What to produce:
Collect each line of the records containing the string "дверь".

Records:
● ● ● ●
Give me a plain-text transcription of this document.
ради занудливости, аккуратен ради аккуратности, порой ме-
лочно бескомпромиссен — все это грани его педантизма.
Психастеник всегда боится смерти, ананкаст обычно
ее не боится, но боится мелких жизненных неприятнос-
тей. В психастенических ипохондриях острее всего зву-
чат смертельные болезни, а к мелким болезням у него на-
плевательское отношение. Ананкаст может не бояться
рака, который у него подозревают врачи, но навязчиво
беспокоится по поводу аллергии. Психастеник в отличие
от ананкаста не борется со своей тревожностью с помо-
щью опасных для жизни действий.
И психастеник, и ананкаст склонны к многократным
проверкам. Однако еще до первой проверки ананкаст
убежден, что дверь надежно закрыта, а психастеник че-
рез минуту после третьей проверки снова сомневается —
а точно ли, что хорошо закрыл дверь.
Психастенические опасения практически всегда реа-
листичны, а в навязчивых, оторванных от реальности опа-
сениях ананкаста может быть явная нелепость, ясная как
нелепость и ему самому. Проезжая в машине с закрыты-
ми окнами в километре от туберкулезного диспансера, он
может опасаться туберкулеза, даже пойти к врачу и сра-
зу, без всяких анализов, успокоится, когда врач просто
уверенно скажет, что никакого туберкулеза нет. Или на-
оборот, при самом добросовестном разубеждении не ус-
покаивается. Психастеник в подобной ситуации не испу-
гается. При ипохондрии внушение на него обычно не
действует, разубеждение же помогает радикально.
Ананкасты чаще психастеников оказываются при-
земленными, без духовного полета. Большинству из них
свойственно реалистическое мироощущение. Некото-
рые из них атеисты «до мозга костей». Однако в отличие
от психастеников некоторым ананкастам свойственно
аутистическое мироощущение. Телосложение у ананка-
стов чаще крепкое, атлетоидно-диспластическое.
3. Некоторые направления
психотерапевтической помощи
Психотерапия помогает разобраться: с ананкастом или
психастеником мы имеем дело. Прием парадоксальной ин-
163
● ● ● ●
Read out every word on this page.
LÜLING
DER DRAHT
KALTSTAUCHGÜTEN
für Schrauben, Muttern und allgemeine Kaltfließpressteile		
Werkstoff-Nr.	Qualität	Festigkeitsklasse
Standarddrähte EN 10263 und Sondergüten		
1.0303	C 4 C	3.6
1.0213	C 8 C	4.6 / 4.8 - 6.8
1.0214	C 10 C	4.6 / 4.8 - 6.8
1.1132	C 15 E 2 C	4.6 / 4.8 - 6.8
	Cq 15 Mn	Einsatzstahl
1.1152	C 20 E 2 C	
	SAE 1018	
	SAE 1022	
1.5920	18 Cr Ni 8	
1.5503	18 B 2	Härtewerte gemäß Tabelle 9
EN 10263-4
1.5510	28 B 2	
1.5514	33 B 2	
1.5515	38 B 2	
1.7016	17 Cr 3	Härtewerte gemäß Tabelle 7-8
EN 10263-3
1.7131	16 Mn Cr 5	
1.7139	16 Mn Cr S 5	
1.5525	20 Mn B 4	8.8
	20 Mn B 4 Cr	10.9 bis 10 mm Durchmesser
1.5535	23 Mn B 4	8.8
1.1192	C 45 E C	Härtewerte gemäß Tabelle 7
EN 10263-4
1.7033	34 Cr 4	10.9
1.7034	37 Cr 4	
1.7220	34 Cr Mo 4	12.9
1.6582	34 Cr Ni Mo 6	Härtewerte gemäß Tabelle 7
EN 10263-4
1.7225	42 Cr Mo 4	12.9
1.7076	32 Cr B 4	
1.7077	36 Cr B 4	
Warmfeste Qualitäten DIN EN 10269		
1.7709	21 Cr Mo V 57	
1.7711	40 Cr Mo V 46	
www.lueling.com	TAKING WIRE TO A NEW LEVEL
● ● ● ●
Answer:
убежден, что дверь надежно закрыта, а психастеник че-
а точно ли, что хорошо закрыл дверь.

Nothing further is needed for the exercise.